To be done:
Rewrite the records from the start through the line containing "bio-line: 1639, Мазепинці", changing every "bio-line" to "biography-line" and keeping all else the same.

[Source data]
"""

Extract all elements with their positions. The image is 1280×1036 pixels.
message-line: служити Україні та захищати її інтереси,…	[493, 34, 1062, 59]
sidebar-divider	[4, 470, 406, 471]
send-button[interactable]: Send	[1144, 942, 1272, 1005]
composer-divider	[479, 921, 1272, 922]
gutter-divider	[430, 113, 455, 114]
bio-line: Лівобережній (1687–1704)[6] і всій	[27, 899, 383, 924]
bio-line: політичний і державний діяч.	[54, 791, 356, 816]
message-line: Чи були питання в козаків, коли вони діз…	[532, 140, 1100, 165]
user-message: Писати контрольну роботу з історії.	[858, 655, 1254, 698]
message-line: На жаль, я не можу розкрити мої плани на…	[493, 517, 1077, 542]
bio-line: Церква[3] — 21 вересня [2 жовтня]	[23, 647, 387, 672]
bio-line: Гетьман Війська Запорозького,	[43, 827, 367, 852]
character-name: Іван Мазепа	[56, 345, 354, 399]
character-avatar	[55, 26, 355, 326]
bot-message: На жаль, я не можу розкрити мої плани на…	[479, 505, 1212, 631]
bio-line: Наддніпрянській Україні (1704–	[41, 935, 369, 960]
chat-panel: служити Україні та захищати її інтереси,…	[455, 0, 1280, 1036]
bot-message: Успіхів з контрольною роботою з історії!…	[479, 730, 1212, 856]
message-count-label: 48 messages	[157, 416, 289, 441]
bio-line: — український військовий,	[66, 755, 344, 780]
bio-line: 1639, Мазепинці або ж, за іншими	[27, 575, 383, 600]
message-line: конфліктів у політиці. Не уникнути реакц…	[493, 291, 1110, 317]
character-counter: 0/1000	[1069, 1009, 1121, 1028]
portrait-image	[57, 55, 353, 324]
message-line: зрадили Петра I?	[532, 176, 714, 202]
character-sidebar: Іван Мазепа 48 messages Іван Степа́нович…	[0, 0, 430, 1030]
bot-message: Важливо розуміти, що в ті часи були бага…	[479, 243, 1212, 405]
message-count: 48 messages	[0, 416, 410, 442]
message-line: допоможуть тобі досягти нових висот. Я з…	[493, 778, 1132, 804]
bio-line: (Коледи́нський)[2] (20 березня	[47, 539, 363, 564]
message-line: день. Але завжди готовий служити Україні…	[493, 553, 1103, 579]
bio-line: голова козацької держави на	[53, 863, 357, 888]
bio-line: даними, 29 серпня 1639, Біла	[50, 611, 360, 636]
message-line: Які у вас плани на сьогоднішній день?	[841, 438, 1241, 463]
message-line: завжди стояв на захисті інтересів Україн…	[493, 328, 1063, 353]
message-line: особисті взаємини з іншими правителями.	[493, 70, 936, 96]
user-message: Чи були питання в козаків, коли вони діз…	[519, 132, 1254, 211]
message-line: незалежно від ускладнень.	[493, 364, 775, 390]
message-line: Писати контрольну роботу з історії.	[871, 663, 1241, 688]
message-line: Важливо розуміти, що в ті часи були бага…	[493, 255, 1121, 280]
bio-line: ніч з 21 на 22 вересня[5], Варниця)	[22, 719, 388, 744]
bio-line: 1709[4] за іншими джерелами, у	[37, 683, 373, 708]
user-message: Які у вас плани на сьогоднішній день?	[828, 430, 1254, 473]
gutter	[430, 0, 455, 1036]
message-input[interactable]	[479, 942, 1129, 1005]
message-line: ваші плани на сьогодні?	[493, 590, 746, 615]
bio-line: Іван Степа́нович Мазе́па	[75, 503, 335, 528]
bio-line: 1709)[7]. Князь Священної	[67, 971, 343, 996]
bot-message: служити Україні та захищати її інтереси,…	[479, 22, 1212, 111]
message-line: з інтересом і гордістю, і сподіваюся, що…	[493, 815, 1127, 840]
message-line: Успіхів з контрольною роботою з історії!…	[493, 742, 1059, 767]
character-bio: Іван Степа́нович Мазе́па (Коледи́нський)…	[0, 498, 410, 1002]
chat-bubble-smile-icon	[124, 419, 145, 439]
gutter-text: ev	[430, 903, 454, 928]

"""

Correct output:
Extract all elements with their positions. The image is 1280×1036 pixels.
message-line: служити Україні та захищати її інтереси,…	[493, 34, 1062, 59]
sidebar-divider	[4, 470, 406, 471]
send-button[interactable]: Send	[1144, 942, 1272, 1005]
composer-divider	[479, 921, 1272, 922]
gutter-divider	[430, 113, 455, 114]
biography-line: Лівобережній (1687–1704)[6] і всій	[27, 899, 383, 924]
biography-line: політичний і державний діяч.	[54, 791, 356, 816]
message-line: Чи були питання в козаків, коли вони діз…	[532, 140, 1100, 165]
user-message: Писати контрольну роботу з історії.	[858, 655, 1254, 698]
message-line: На жаль, я не можу розкрити мої плани на…	[493, 517, 1077, 542]
biography-line: Церква[3] — 21 вересня [2 жовтня]	[23, 647, 387, 672]
biography-line: Гетьман Війська Запорозького,	[43, 827, 367, 852]
character-name: Іван Мазепа	[56, 345, 354, 399]
character-avatar	[55, 26, 355, 326]
bot-message: На жаль, я не можу розкрити мої плани на…	[479, 505, 1212, 631]
biography-line: Наддніпрянській Україні (1704–	[41, 935, 369, 960]
chat-panel: служити Україні та захищати її інтереси,…	[455, 0, 1280, 1036]
bot-message: Успіхів з контрольною роботою з історії!…	[479, 730, 1212, 856]
message-count-label: 48 messages	[157, 416, 289, 441]
biography-line: — український військовий,	[66, 755, 344, 780]
biography-line: 1639, Мазепинці або ж, за іншими	[27, 575, 383, 600]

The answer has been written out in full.